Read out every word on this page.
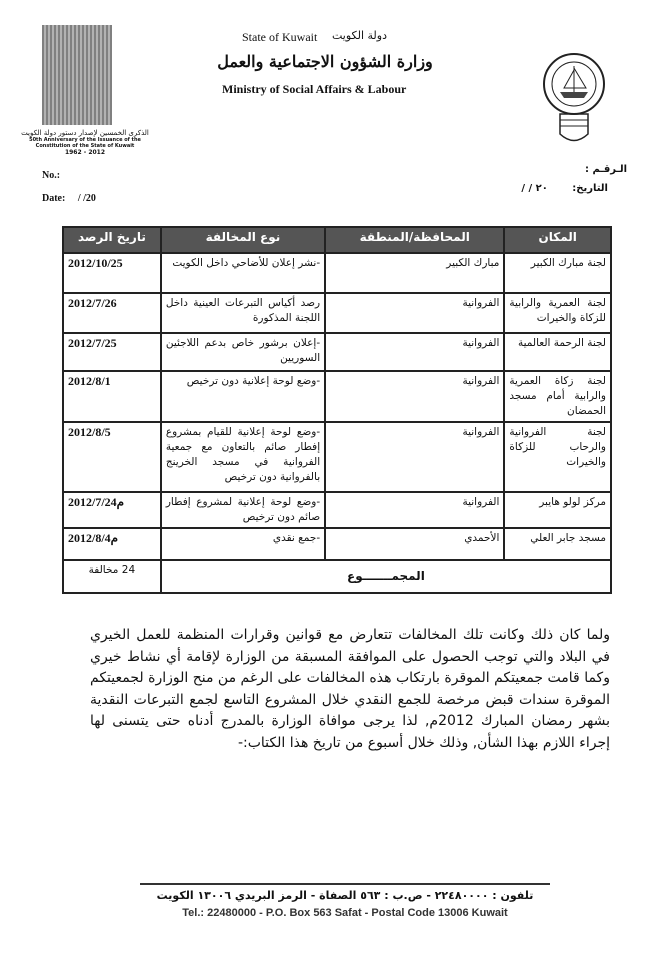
الذكرى الخمسين لإصدار دستور دولة الكويت
50th Anniversary of the Issuance of the Constitution of the State of Kuwait
1962 - 2012
State of Kuwait دولة الكويت
وزارة الشؤون الاجتماعية والعمل
Ministry of Social Affairs & Labour
No.:
Date: / /20
الـرقـم :
التاريخ:       ٢٠ / /
المكان	المحافظة/المنطقة	نوع المخالفة	تاريخ الرصد
لجنة مبارك الكبير	مبارك الكبير	-نشر إعلان للأضاحي داخل الكويت	2012/10/25
لجنة العمرية والرابية للزكاة والخيرات	الفروانية	رصد أكياس التبرعات العينية داخل اللجنة المذكورة	2012/7/26
لجنة الرحمة العالمية	الفروانية	-إعلان برشور خاص بدعم اللاجئين السوريين	2012/7/25
لجنة زكاة العمرية والرابية أمام مسجد الحمضان	الفروانية	-وضع لوحة إعلانية دون ترخيص	2012/8/1
لجنة الفروانية والرحاب للزكاة والخيرات	الفروانية	-وضع لوحة إعلانية للقيام بمشروع إفطار صائم بالتعاون مع جمعية الفروانية في مسجد الخرينج بالفروانية دون ترخيص	2012/8/5
مركز لولو هايبر	الفروانية	-وضع لوحة إعلانية لمشروع إفطار صائم دون ترخيص	2012/7/24م
مسجد جابر العلي	الأحمدي	-جمع نقدي	2012/8/4م
المجمـــــــوع			24 مخالفة
ولما كان ذلك وكانت تلك المخالفات تتعارض مع قوانين وقرارات المنظمة للعمل الخيري في البلاد والتي توجب الحصول على الموافقة المسبقة من الوزارة لإقامة أي نشاط خيري وكما قامت جمعيتكم الموقرة بارتكاب هذه المخالفات على الرغم من منح الوزارة لجمعيتكم الموقرة سندات قبض مرخصة للجمع النقدي خلال المشروع التاسع لجمع التبرعات النقدية بشهر رمضان المبارك 2012م, لذا يرجى موافاة الوزارة بالمدرج أدناه حتى يتسنى لها إجراء اللازم بهذا الشأن, وذلك خلال أسبوع من تاريخ هذا الكتاب:-
تلفون : ٢٢٤٨٠٠٠٠ - ص.ب : ٥٦٣ الصفاة - الرمز البريدي ١٣٠٠٦ الكويت
Tel.: 22480000 - P.O. Box 563 Safat - Postal Code 13006 Kuwait
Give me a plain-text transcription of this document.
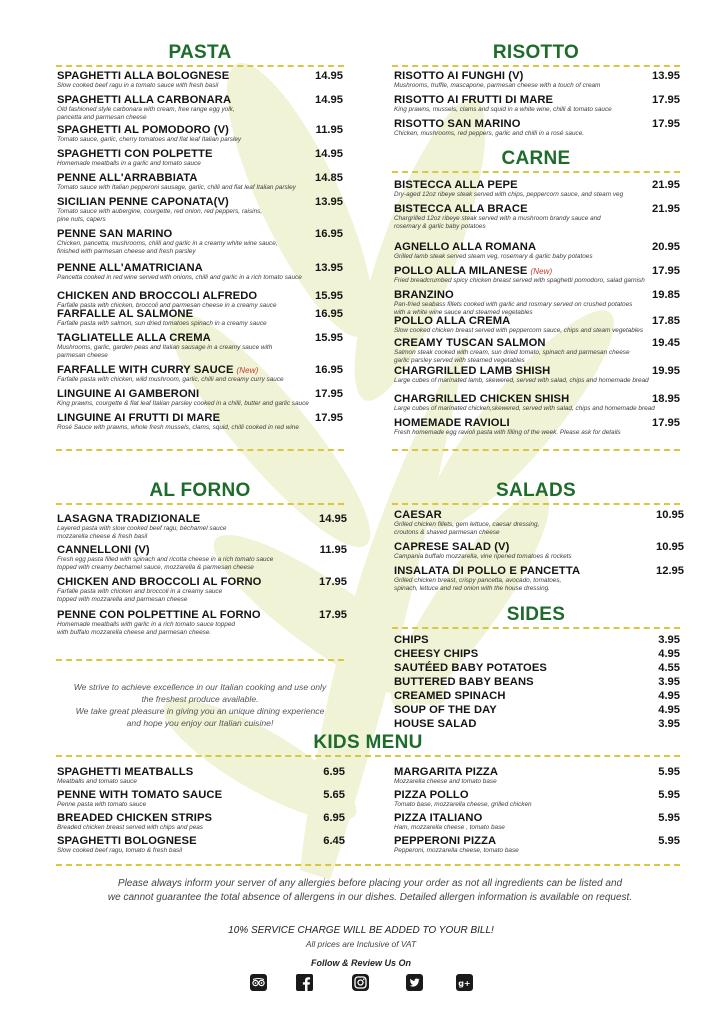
PASTA
SPAGHETTI ALLA BOLOGNESE	14.95
Slow cooked beef ragu in a tomato sauce with fresh basil
SPAGHETTI ALLA CARBONARA	14.95
Old fashioned style carbonara with cream, free range egg yolk,
pancetta and parmesan cheese
SPAGHETTI AL POMODORO (V)	11.95
Tomato sauce, garlic, cherry tomatoes and flat leaf Italian parsley
SPAGHETTI CON POLPETTE	14.95
Homemade meatballs in a garlic and tomato sauce
PENNE ALL'ARRABBIATA	14.85
Tomato sauce with Italian pepperoni sausage, garlic, chilli and flat leaf Italian parsley
SICILIAN PENNE CAPONATA(V)	13.95
Tomato sauce with aubergine, courgette, red onion, red peppers, raisins,
pine nuts, capers
PENNE SAN MARINO	16.95
Chicken, pancetta, mushrooms, chilli and garlic in a creamy white wine sauce,
finished with parmesan cheese and fresh parsley
PENNE ALL'AMATRICIANA	13.95
Pancetta cooked in red wine served with onions, chilli and garlic in a rich tomato sauce
CHICKEN AND BROCCOLI ALFREDO	15.95
Farfalle pasta with chicken, broccoli and parmesan cheese in a creamy sauce
FARFALLE AL SALMONE	16.95
Farfalle pasta with salmon, sun dried tomatoes spinach in a creamy sauce
TAGLIATELLE ALLA CREMA	15.95
Mushrooms, garlic, garden peas and Italian sausage in a creamy sauce with
parmesan cheese
FARFALLE WITH CURRY SAUCE (New)	16.95
Farfalle pasta with chicken, wild mushroom, garlic, chilli and creamy curry sauce
LINGUINE AI GAMBERONI	17.95
King prawns, courgette & flat leaf Italian parsley cooked in a chilli, butter and garlic sauce
LINGUINE AI FRUTTI DI MARE	17.95
Rosé Sauce with prawns, whole fresh mussels, clams, squid, chilli cooked in red wine
RISOTTO
RISOTTO AI FUNGHI (V)	13.95
Mushrooms, truffle, mascapone, parmesan cheese with a touch of cream
RISOTTO AI FRUTTI DI MARE	17.95
King prawns, mussels, clams and squid in a white wine, chilli & tomato sauce
RISOTTO SAN MARINO	17.95
Chicken, mushrooms, red peppers, garlic and chilli in a rosé sauce.
CARNE
BISTECCA ALLA PEPE	21.95
Dry-aged 12oz ribeye steak served with chips, peppercorn sauce, and steam veg
BISTECCA ALLA BRACE	21.95
Chargrilled 12oz ribeye steak served with a mushroom brandy sauce and
rosemary & garlic baby potatoes
AGNELLO ALLA ROMANA	20.95
Grilled lamb steak served steam veg, rosemary & garlic baby potatoes
POLLO ALLA MILANESE (New)	17.95
Fried breadcrumbed spicy chicken breast served with spaghetti pomodoro, salad garnish
BRANZINO	19.85
Pan-fried seabass fillets cooked with garlic and rosmary served on crushed potatoes
with a white wine sauce and steamed vegetables
POLLO ALLA CREMA	17.85
Slow cooked chicken breast served with peppercorn sauce, chips and steam vegetables
CREAMY TUSCAN SALMON	19.45
Salmon steak cooked with cream, sun dried tomato, spinach and parmesan cheese
garlic parsley served with steamed vegetables
CHARGRILLED LAMB SHISH	19.95
Large cubes of marinated lamb, skewered, served with salad, chips and homemade bread
CHARGRILLED CHICKEN SHISH	18.95
Large cubes of marinated chicken,skewered, served with salad, chips and homemade bread
HOMEMADE RAVIOLI	17.95
Fresh homemade egg ravioli pasta with filling of the week. Please ask for details
AL FORNO
LASAGNA TRADIZIONALE	14.95
Layered pasta with slow cooked beef ragu, béchamel sauce
mozzarella cheese & fresh basil
CANNELLONI (V)	11.95
Fresh egg pasta filled with spinach and ricotta cheese in a rich tomato sauce
topped with creamy bechamel sauce, mozzarella & parmesan cheese
CHICKEN AND BROCCOLI AL FORNO	17.95
Farfalle pasta with chicken and broccoli in a creamy sauce
topped with mozzarella and parmesan cheese
PENNE CON POLPETTINE AL FORNO	17.95
Homemade meatballs with garlic in a rich tomato sauce topped
with buffalo mozzarella cheese and parmesan cheese.
We strive to achieve excellence in our Italian cooking and use only
the freshest produce available.
We take great pleasure in giving you an unique dining experience
and hope you enjoy our Italian cuisine!
SALADS
CAESAR	10.95
Grilled chicken fillets, gem lettuce, caesar dressing,
croutons & shaved parmesan cheese
CAPRESE SALAD (V)	10.95
Campania buffalo mozzarella, vine ripened tomatoes & rockets
INSALATA DI POLLO E PANCETTA	12.95
Grilled chicken breast, crispy pancetta, avocado, tomatoes,
spinach, lettuce and red onion with the house dressing.
SIDES
CHIPS	3.95
CHEESY CHIPS	4.95
SAUTÉED BABY POTATOES	4.55
BUTTERED BABY BEANS	3.95
CREAMED SPINACH	4.95
SOUP OF THE DAY	4.95
HOUSE SALAD	3.95
KIDS MENU
SPAGHETTI MEATBALLS	6.95
Meatballs and tomato sauce
PENNE WITH TOMATO SAUCE	5.65
Penne pasta with tomato sauce
BREADED CHICKEN STRIPS	6.95
Breaded chicken breast served with chips and peas
SPAGHETTI BOLOGNESE	6.45
Slow cooked beef ragu, tomato & fresh basil
MARGARITA PIZZA	5.95
Mozzarella cheese and tomato base
PIZZA POLLO	5.95
Tomato base, mozzarella cheese, grilled chicken
PIZZA ITALIANO	5.95
Ham, mozzarella cheese , tomato base
PEPPERONI PIZZA	5.95
Pepperoni, mozzarella cheese, tomato base
Please always inform your server of any allergies before placing your order as not all ingredients can be listed and
we cannot guarantee the total absence of allergens in our dishes. Detailed allergen information is available on request.
10% SERVICE CHARGE WILL BE ADDED TO YOUR BILL!
All prices are Inclusive of VAT
Follow & Review Us On
g+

===

Exercise requirements
Among the entries above, how many lines hold the word "beef"? Reply with only that number.

Result of this task
3